* SET EXERCISE
Below are some records; work out how many of their lines contain "screenshot" and give the number only.

* PROVIDED MATERIAL
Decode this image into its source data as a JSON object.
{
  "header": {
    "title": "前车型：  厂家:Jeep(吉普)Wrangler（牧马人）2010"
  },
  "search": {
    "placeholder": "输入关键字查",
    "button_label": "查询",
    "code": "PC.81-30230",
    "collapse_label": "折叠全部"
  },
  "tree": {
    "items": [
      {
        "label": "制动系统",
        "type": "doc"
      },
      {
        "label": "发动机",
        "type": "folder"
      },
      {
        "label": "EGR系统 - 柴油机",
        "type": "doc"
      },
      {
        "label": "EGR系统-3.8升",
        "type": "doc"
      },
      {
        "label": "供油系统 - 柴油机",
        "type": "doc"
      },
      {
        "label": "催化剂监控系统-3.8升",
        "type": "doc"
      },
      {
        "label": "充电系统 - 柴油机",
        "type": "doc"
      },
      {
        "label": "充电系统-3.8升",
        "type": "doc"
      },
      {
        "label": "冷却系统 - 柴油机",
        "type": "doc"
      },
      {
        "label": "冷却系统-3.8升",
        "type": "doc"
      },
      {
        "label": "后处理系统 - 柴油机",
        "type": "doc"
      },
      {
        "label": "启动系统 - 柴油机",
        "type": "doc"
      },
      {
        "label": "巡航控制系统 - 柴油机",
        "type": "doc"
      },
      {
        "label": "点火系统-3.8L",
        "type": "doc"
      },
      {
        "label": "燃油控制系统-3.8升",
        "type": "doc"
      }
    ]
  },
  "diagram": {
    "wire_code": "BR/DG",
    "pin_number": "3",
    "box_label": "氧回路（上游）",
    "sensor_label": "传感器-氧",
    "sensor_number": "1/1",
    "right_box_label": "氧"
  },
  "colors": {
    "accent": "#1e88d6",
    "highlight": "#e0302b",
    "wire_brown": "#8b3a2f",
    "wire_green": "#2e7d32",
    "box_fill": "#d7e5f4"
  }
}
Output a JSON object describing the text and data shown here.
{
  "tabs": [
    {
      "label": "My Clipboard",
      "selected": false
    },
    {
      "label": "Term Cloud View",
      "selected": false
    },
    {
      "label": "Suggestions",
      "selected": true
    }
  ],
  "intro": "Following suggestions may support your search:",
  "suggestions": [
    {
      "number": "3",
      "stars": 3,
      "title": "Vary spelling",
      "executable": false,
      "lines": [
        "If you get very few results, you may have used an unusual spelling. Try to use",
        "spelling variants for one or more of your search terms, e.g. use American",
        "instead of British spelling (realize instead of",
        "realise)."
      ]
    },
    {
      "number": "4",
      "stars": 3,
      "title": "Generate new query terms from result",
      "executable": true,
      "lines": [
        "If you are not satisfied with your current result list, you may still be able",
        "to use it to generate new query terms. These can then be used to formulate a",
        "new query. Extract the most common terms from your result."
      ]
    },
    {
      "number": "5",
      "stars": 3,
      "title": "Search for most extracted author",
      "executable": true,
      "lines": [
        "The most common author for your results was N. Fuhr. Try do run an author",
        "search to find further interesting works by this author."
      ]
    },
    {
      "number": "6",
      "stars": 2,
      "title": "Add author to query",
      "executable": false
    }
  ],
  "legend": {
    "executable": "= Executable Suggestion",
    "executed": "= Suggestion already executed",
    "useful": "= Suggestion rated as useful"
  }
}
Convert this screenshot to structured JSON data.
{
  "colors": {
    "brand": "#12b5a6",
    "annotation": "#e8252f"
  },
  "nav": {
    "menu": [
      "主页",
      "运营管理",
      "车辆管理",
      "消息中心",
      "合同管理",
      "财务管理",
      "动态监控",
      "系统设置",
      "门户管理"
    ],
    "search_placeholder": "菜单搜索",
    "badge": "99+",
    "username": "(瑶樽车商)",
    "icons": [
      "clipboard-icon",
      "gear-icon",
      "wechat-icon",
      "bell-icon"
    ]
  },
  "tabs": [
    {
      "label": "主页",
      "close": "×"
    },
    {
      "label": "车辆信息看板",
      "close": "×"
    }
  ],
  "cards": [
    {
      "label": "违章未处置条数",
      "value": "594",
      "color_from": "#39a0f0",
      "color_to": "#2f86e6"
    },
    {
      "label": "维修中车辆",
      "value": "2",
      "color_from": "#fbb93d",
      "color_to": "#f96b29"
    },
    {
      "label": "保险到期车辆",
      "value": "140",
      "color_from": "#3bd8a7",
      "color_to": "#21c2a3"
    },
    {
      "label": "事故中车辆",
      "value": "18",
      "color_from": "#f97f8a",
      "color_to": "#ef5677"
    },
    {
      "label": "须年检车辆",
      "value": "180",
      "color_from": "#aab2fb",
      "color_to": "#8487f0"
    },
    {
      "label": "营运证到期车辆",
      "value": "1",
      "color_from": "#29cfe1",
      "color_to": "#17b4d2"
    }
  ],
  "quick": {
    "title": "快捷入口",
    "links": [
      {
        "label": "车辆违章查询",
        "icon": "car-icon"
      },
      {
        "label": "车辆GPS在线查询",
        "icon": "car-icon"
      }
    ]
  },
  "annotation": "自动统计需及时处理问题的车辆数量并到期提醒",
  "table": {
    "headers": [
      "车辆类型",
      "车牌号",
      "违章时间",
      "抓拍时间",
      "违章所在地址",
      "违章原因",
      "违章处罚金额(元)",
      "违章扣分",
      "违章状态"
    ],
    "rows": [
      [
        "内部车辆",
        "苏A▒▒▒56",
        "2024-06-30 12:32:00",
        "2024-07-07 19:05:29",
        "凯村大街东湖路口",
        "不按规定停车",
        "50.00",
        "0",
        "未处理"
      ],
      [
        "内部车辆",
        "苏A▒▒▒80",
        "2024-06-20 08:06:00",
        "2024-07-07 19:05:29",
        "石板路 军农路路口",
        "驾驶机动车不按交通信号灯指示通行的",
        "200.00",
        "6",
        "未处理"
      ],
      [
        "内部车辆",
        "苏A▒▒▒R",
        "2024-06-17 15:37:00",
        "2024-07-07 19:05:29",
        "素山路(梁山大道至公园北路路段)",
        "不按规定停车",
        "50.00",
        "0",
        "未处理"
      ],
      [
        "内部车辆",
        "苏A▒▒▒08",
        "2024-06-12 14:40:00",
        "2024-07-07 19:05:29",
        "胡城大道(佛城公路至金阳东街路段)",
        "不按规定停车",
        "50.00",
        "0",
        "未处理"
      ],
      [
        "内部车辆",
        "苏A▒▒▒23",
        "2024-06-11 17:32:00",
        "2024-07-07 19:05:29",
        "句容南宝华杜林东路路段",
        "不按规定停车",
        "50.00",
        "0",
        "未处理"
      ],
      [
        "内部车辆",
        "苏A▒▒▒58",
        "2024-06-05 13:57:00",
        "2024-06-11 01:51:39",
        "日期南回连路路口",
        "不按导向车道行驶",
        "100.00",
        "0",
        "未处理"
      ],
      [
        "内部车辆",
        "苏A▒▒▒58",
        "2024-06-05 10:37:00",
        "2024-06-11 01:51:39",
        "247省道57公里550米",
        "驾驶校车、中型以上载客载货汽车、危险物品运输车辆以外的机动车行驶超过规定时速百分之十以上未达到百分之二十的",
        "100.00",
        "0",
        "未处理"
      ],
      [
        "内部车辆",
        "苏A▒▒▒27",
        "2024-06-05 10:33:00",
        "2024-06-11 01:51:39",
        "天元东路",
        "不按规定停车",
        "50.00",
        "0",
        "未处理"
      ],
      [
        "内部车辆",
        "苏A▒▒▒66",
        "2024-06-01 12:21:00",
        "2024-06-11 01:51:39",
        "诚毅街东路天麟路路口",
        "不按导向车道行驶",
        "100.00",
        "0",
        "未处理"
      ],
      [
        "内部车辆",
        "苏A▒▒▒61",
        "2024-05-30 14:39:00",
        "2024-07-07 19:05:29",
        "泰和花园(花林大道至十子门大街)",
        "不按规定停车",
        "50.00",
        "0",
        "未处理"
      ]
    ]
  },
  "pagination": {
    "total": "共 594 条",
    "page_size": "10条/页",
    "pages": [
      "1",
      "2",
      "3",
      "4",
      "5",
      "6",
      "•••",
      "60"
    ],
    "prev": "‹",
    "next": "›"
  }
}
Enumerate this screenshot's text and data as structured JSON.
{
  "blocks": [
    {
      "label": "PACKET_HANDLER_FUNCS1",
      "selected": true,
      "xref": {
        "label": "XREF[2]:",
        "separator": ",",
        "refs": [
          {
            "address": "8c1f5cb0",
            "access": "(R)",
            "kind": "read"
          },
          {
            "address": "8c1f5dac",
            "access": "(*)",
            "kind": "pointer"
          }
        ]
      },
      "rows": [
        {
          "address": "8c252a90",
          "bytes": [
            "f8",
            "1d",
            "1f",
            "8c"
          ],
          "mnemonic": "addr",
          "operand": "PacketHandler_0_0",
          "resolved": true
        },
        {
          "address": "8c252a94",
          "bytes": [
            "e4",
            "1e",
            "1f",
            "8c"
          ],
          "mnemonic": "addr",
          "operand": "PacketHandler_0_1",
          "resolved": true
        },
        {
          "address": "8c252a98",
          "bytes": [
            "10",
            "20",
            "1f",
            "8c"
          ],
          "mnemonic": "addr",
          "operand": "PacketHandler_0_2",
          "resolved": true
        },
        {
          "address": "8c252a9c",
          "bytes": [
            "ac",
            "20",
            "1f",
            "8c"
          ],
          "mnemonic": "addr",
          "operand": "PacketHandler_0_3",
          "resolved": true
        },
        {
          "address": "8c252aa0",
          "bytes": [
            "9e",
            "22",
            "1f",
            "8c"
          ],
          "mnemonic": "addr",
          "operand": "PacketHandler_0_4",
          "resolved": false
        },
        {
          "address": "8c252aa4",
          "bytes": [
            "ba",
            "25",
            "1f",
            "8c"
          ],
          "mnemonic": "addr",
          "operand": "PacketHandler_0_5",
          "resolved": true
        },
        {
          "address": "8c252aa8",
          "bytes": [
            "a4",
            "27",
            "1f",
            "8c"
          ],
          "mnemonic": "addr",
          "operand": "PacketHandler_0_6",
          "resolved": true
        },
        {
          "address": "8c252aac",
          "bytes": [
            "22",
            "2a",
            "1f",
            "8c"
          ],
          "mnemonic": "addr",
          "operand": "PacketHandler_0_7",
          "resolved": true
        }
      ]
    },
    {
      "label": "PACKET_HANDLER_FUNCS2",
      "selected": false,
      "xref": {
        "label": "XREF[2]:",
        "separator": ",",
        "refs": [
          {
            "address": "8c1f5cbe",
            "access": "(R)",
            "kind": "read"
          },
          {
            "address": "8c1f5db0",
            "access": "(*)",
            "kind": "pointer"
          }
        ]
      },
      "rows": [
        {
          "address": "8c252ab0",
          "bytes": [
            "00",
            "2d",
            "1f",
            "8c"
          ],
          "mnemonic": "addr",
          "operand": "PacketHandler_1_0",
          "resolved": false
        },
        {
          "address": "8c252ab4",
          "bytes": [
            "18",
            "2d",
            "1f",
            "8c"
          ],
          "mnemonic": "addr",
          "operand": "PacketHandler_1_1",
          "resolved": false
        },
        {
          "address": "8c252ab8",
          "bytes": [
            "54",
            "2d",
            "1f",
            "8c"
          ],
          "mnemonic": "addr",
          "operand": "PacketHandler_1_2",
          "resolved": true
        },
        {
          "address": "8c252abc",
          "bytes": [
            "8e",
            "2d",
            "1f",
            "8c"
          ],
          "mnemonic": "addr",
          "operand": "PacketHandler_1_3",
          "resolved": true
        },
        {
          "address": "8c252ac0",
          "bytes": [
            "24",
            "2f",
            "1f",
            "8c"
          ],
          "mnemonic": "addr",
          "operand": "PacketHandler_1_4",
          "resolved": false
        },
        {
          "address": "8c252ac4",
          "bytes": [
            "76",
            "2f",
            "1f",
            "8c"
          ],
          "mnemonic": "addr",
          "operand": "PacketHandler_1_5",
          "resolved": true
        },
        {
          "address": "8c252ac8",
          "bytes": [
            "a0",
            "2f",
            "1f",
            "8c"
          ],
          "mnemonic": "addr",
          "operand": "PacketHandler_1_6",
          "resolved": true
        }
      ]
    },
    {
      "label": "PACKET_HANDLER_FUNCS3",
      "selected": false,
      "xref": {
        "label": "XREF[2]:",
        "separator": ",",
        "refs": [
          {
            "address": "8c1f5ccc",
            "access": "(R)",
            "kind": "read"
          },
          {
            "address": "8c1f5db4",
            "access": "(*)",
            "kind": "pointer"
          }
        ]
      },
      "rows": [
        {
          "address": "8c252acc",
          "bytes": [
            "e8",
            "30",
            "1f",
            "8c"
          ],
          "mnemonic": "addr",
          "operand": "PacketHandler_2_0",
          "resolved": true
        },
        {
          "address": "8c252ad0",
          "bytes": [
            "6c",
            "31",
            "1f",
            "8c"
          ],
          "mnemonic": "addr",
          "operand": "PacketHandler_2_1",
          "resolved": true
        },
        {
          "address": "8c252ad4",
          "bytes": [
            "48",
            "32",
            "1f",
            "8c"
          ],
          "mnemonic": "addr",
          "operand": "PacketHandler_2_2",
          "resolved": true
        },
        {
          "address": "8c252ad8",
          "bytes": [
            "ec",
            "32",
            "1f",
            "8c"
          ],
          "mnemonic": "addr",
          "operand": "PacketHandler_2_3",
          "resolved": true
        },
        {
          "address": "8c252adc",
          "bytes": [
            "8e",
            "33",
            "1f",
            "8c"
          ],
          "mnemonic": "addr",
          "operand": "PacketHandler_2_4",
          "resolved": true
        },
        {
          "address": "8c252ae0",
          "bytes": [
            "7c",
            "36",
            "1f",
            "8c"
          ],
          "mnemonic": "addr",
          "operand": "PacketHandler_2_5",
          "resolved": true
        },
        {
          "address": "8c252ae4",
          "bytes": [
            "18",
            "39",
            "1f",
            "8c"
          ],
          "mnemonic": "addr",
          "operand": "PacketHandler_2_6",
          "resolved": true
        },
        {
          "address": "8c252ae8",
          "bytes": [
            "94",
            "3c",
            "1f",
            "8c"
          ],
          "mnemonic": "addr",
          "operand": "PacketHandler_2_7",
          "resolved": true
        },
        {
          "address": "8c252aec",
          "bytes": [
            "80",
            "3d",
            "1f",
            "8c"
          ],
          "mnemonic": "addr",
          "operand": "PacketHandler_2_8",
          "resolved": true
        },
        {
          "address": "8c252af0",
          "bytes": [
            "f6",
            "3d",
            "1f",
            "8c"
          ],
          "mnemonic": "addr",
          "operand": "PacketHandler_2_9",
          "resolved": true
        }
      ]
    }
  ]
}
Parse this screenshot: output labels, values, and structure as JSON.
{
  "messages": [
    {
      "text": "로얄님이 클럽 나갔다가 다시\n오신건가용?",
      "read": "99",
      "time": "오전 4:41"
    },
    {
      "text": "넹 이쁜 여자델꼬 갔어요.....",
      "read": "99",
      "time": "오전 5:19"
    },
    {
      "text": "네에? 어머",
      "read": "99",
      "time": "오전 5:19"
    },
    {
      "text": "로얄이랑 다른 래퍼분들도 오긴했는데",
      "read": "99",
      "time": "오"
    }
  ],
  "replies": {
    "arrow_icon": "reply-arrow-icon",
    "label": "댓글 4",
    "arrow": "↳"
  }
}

* FULL OUTPUT
3